## [Exercise goal]
Reproduce the rows below, from the one containing "Annotate this image: element" up to and including the one containing "pool-row[interactable]: 2 KOT/SOL".

-- Start of Records to use --

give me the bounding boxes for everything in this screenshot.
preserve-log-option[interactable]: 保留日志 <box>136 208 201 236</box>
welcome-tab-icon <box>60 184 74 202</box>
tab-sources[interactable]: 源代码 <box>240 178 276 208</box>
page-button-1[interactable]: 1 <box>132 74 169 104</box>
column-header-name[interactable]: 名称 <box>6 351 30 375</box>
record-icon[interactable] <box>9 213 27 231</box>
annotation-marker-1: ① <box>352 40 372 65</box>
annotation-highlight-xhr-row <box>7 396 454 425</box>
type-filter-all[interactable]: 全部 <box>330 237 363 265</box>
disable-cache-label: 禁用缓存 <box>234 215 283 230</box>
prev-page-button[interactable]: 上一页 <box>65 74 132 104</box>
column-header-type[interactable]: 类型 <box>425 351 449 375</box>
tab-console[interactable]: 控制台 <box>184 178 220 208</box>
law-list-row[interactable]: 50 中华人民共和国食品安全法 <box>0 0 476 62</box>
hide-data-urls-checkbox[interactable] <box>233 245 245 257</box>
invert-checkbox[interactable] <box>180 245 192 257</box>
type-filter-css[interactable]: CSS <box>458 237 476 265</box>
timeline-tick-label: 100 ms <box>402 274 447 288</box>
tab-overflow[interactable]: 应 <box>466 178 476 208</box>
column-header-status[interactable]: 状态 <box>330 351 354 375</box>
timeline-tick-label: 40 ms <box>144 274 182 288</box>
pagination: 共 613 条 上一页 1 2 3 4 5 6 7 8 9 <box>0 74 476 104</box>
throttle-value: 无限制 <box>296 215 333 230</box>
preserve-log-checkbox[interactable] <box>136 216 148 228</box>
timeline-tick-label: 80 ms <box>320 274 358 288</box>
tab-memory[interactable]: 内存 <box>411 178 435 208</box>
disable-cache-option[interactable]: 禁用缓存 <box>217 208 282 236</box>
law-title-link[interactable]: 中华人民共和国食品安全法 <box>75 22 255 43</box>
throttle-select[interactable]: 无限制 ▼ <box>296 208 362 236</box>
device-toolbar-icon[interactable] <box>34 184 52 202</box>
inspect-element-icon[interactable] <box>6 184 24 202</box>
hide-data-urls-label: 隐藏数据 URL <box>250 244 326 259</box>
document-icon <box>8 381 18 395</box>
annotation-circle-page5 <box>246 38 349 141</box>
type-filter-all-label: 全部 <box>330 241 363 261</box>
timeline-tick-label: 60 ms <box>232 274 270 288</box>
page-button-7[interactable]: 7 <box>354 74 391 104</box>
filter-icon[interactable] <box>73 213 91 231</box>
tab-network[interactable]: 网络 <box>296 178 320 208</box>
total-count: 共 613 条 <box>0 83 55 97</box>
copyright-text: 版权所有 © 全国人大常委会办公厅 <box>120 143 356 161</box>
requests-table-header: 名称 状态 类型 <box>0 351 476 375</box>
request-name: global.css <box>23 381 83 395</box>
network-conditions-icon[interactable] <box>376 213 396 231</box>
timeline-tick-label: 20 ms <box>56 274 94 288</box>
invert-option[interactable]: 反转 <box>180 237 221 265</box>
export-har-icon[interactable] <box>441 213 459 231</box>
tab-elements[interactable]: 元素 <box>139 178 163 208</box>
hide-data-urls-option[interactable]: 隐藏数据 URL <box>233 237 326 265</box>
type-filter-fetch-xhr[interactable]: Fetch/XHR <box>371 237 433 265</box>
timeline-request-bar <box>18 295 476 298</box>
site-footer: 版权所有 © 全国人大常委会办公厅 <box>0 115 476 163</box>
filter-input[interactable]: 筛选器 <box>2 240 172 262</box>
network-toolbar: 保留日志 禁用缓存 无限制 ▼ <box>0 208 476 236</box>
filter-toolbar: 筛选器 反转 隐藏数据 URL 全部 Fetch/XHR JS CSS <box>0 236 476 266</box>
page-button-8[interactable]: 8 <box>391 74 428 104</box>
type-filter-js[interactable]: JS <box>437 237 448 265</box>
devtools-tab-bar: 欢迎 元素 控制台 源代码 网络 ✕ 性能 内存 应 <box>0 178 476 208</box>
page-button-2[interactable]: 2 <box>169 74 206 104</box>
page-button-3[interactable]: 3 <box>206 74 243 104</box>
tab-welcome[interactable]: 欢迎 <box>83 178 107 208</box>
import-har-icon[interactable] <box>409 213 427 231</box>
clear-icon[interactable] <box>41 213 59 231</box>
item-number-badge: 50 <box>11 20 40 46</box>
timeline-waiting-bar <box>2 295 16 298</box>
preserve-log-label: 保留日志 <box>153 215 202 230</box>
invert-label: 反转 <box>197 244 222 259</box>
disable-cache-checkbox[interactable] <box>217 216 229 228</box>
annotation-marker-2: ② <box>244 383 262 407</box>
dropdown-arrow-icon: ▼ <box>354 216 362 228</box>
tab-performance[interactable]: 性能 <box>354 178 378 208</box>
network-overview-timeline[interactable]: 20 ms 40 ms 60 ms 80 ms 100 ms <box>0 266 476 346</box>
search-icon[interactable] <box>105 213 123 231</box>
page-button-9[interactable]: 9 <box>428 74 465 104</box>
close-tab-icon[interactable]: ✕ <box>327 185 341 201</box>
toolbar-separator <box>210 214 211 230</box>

-- End of Records to use --
-- Start of Records to use --

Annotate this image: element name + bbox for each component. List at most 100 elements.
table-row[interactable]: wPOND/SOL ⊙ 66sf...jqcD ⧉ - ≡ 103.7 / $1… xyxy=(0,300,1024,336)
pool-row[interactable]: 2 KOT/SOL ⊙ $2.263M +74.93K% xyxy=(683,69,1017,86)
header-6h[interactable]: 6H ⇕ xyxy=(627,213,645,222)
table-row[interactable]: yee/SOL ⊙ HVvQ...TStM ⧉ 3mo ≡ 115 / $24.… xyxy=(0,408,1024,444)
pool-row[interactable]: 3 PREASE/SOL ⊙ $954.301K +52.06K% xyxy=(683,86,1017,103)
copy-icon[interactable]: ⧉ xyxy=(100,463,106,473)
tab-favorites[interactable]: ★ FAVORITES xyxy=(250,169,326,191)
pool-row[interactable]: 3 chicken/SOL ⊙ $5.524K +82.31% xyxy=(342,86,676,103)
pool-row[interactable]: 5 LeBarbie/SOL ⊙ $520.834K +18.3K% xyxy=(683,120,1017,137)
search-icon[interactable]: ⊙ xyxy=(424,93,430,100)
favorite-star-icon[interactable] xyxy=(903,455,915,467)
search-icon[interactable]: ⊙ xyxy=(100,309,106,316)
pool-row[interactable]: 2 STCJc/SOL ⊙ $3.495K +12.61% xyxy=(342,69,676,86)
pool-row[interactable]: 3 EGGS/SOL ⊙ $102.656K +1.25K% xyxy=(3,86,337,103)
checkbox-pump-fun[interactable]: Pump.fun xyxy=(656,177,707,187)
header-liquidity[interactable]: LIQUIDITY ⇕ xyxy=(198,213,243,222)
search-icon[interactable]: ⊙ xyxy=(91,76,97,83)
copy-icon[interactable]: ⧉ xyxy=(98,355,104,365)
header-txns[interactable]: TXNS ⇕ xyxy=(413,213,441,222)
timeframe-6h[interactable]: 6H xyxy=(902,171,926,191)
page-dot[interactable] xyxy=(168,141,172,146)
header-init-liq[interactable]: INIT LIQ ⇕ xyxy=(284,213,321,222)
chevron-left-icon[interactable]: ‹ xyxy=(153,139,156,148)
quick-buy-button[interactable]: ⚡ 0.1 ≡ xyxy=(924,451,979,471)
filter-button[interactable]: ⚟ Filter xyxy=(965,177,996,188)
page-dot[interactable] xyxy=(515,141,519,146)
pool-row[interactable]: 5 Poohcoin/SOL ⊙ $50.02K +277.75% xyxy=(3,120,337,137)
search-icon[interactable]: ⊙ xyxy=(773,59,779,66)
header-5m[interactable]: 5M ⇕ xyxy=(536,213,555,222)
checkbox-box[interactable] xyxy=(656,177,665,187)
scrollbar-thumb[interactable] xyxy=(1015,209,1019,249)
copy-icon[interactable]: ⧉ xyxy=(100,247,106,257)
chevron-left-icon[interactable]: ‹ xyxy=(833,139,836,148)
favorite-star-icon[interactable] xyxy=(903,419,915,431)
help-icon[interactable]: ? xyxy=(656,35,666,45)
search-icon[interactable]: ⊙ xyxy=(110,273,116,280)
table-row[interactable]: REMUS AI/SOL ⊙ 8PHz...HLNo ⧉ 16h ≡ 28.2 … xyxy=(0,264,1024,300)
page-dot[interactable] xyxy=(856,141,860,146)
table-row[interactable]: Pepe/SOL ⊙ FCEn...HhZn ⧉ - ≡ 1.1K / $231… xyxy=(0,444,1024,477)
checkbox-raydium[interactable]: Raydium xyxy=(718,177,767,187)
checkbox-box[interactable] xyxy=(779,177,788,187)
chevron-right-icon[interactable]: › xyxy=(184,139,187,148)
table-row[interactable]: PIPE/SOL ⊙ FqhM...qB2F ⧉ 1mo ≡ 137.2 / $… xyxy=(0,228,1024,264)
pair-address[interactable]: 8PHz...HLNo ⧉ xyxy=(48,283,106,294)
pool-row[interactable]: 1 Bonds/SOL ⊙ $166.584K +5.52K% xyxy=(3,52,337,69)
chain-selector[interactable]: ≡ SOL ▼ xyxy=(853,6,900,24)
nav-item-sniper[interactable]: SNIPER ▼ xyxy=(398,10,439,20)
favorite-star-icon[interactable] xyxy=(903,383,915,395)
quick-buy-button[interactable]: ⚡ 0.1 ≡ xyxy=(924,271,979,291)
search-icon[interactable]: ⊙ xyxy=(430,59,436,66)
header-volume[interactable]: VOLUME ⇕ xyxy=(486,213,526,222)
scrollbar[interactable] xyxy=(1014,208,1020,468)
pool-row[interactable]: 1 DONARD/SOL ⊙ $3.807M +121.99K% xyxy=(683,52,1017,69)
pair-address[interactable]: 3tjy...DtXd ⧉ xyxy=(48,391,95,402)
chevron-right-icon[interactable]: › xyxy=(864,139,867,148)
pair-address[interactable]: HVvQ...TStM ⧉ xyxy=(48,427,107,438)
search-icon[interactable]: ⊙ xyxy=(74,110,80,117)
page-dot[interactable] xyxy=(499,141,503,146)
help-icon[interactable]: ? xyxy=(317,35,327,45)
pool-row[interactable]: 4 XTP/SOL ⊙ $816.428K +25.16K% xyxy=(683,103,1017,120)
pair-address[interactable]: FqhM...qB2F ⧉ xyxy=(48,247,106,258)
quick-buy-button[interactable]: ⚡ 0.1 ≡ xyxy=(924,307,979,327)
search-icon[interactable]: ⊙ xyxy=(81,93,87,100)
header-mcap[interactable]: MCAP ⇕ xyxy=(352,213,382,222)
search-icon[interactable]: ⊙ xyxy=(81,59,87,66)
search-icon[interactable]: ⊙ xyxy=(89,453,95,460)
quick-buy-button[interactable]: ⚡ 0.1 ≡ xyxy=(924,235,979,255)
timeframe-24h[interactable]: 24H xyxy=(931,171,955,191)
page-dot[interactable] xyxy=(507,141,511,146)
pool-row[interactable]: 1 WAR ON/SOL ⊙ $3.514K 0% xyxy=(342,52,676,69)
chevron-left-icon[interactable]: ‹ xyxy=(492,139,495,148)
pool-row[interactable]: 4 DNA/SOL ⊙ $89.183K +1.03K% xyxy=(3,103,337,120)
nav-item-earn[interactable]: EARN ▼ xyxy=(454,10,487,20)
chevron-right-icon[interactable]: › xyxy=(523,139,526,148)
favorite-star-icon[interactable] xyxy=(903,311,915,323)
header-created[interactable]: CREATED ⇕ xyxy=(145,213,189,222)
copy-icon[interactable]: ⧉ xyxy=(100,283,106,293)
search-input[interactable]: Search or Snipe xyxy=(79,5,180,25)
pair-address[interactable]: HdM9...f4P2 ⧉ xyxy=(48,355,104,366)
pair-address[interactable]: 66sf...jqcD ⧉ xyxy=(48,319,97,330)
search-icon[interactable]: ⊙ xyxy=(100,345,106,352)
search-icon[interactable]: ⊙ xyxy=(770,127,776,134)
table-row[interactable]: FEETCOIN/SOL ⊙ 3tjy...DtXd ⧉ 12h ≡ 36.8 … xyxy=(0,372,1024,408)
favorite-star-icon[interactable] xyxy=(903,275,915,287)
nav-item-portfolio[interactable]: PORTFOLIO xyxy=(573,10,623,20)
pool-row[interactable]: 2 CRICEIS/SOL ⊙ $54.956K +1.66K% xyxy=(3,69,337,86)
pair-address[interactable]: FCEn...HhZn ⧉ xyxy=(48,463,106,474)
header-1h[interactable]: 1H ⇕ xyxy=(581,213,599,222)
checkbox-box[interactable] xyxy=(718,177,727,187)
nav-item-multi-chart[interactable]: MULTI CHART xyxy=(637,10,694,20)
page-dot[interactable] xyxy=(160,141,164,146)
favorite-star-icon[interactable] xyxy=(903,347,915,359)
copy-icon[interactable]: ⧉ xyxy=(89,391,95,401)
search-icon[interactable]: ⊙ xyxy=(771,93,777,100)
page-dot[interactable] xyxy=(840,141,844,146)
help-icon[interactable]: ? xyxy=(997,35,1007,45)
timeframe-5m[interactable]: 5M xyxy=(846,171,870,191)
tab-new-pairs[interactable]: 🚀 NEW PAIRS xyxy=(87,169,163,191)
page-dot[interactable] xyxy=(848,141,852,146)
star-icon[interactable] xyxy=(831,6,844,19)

-- End of Records to use --

## [Task output]
Annotate this image: element name + bbox for each component. List at most 100 elements.
table-row[interactable]: wPOND/SOL ⊙ 66sf...jqcD ⧉ - ≡ 103.7 / $1… xyxy=(0,300,1024,336)
pool-row[interactable]: 2 KOT/SOL ⊙ $2.263M +74.93K% xyxy=(683,69,1017,86)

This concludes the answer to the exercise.